■ Exercise inputs ■

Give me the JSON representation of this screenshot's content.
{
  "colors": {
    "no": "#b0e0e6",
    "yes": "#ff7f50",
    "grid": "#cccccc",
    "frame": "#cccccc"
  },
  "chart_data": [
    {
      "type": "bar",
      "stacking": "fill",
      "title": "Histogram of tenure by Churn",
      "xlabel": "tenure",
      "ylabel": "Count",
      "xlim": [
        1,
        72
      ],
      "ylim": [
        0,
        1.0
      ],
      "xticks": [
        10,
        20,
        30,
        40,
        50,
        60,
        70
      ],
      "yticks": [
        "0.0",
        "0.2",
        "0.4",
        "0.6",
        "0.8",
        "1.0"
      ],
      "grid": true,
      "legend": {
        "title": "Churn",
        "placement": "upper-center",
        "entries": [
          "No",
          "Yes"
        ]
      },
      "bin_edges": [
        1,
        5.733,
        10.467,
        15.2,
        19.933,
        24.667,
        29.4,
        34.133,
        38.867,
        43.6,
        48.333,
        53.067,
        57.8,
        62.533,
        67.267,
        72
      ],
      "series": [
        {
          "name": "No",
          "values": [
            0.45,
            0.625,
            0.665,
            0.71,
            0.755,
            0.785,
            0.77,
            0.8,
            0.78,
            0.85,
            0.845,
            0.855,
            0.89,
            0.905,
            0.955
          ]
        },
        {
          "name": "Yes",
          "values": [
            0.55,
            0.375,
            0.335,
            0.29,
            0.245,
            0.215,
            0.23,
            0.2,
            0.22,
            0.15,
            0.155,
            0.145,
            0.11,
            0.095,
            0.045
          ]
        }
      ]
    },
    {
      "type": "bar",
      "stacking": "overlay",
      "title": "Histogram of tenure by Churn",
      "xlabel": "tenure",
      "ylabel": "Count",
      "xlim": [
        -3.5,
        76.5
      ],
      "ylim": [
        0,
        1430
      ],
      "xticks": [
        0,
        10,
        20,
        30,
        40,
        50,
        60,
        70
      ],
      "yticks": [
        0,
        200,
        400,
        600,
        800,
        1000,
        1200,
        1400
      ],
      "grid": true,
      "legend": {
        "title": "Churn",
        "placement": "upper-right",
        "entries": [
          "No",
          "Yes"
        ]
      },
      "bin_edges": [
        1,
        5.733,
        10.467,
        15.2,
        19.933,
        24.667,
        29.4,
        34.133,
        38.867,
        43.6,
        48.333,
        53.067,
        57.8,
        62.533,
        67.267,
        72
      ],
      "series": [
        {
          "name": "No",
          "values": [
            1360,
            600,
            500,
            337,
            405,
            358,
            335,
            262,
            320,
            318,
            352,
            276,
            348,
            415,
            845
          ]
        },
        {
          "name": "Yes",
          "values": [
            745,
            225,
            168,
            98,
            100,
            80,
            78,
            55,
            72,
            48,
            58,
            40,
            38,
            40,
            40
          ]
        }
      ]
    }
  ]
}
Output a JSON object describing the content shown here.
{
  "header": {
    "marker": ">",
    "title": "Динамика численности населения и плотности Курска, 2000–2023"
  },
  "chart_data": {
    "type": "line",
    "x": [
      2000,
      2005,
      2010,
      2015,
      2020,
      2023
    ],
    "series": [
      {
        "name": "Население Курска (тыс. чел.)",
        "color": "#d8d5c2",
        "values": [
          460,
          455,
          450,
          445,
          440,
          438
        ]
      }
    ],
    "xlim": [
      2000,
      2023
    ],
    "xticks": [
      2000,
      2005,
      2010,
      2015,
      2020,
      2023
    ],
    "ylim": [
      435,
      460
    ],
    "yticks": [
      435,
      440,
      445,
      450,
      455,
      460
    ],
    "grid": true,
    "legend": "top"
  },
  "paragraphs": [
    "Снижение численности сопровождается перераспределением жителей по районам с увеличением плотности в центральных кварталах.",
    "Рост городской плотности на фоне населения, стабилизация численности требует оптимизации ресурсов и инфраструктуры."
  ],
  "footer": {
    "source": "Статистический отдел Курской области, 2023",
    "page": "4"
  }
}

■ Required task ■
Reproduce all of the records exactly.

■ Correct response ■
Give me the JSON representation of this screenshot's content.
{
  "colors": {
    "no": "#b0e0e6",
    "yes": "#ff7f50",
    "grid": "#cccccc",
    "frame": "#cccccc"
  },
  "chart_data": [
    {
      "type": "bar",
      "stacking": "fill",
      "title": "Histogram of tenure by Churn",
      "xlabel": "tenure",
      "ylabel": "Count",
      "xlim": [
        1,
        72
      ],
      "ylim": [
        0,
        1.0
      ],
      "xticks": [
        10,
        20,
        30,
        40,
        50,
        60,
        70
      ],
      "yticks": [
        "0.0",
        "0.2",
        "0.4",
        "0.6",
        "0.8",
        "1.0"
      ],
      "grid": true,
      "legend": {
        "title": "Churn",
        "placement": "upper-center",
        "entries": [
          "No",
          "Yes"
        ]
      },
      "bin_edges": [
        1,
        5.733,
        10.467,
        15.2,
        19.933,
        24.667,
        29.4,
        34.133,
        38.867,
        43.6,
        48.333,
        53.067,
        57.8,
        62.533,
        67.267,
        72
      ],
      "series": [
        {
          "name": "No",
          "values": [
            0.45,
            0.625,
            0.665,
            0.71,
            0.755,
            0.785,
            0.77,
            0.8,
            0.78,
            0.85,
            0.845,
            0.855,
            0.89,
            0.905,
            0.955
          ]
        },
        {
          "name": "Yes",
          "values": [
            0.55,
            0.375,
            0.335,
            0.29,
            0.245,
            0.215,
            0.23,
            0.2,
            0.22,
            0.15,
            0.155,
            0.145,
            0.11,
            0.095,
            0.045
          ]
        }
      ]
    },
    {
      "type": "bar",
      "stacking": "overlay",
      "title": "Histogram of tenure by Churn",
      "xlabel": "tenure",
      "ylabel": "Count",
      "xlim": [
        -3.5,
        76.5
      ],
      "ylim": [
        0,
        1430
      ],
      "xticks": [
        0,
        10,
        20,
        30,
        40,
        50,
        60,
        70
      ],
      "yticks": [
        0,
        200,
        400,
        600,
        800,
        1000,
        1200,
        1400
      ],
      "grid": true,
      "legend": {
        "title": "Churn",
        "placement": "upper-right",
        "entries": [
          "No",
          "Yes"
        ]
      },
      "bin_edges": [
        1,
        5.733,
        10.467,
        15.2,
        19.933,
        24.667,
        29.4,
        34.133,
        38.867,
        43.6,
        48.333,
        53.067,
        57.8,
        62.533,
        67.267,
        72
      ],
      "series": [
        {
          "name": "No",
          "values": [
            1360,
            600,
            500,
            337,
            405,
            358,
            335,
            262,
            320,
            318,
            352,
            276,
            348,
            415,
            845
          ]
        },
        {
          "name": "Yes",
          "values": [
            745,
            225,
            168,
            98,
            100,
            80,
            78,
            55,
            72,
            48,
            58,
            40,
            38,
            40,
            40
          ]
        }
      ]
    }
  ]
}
Output a JSON object describing the content shown here.
{
  "header": {
    "marker": ">",
    "title": "Динамика численности населения и плотности Курска, 2000–2023"
  },
  "chart_data": {
    "type": "line",
    "x": [
      2000,
      2005,
      2010,
      2015,
      2020,
      2023
    ],
    "series": [
      {
        "name": "Население Курска (тыс. чел.)",
        "color": "#d8d5c2",
        "values": [
          460,
          455,
          450,
          445,
          440,
          438
        ]
      }
    ],
    "xlim": [
      2000,
      2023
    ],
    "xticks": [
      2000,
      2005,
      2010,
      2015,
      2020,
      2023
    ],
    "ylim": [
      435,
      460
    ],
    "yticks": [
      435,
      440,
      445,
      450,
      455,
      460
    ],
    "grid": true,
    "legend": "top"
  },
  "paragraphs": [
    "Снижение численности сопровождается перераспределением жителей по районам с увеличением плотности в центральных кварталах.",
    "Рост городской плотности на фоне населения, стабилизация численности требует оптимизации ресурсов и инфраструктуры."
  ],
  "footer": {
    "source": "Статистический отдел Курской области, 2023",
    "page": "4"
  }
}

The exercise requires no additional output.